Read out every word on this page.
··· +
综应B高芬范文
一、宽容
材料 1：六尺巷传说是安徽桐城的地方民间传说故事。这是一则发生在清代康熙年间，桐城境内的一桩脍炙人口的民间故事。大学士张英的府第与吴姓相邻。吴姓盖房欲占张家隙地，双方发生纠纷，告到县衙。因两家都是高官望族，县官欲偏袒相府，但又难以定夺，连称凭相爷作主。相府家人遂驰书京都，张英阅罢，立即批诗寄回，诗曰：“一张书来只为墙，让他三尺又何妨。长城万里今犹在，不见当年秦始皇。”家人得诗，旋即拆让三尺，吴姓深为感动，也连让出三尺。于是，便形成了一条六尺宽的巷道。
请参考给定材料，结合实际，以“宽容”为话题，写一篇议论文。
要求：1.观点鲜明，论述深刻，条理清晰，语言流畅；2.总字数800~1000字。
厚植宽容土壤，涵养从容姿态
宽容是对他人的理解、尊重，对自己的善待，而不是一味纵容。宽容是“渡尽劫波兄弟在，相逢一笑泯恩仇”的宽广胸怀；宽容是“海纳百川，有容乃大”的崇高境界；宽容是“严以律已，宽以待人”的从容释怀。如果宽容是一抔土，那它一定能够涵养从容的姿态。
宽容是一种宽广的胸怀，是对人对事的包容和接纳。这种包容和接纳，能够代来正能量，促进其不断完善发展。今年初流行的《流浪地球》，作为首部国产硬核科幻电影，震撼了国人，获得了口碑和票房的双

==============================

• To do:
The records above must be output exactly, in full.

• Reply:
Read out every word on this page.
··· +
综应B高芬范文
一、宽容
材料 1：六尺巷传说是安徽桐城的地方民间传说故事。这是一则发生在清代康熙年间，桐城境内的一桩脍炙人口的民间故事。大学士张英的府第与吴姓相邻。吴姓盖房欲占张家隙地，双方发生纠纷，告到县衙。因两家都是高官望族，县官欲偏袒相府，但又难以定夺，连称凭相爷作主。相府家人遂驰书京都，张英阅罢，立即批诗寄回，诗曰：“一张书来只为墙，让他三尺又何妨。长城万里今犹在，不见当年秦始皇。”家人得诗，旋即拆让三尺，吴姓深为感动，也连让出三尺。于是，便形成了一条六尺宽的巷道。
请参考给定材料，结合实际，以“宽容”为话题，写一篇议论文。
要求：1.观点鲜明，论述深刻，条理清晰，语言流畅；2.总字数800~1000字。
厚植宽容土壤，涵养从容姿态
宽容是对他人的理解、尊重，对自己的善待，而不是一味纵容。宽容是“渡尽劫波兄弟在，相逢一笑泯恩仇”的宽广胸怀；宽容是“海纳百川，有容乃大”的崇高境界；宽容是“严以律已，宽以待人”的从容释怀。如果宽容是一抔土，那它一定能够涵养从容的姿态。
宽容是一种宽广的胸怀，是对人对事的包容和接纳。这种包容和接纳，能够代来正能量，促进其不断完善发展。今年初流行的《流浪地球》，作为首部国产硬核科幻电影，震撼了国人，获得了口碑和票房的双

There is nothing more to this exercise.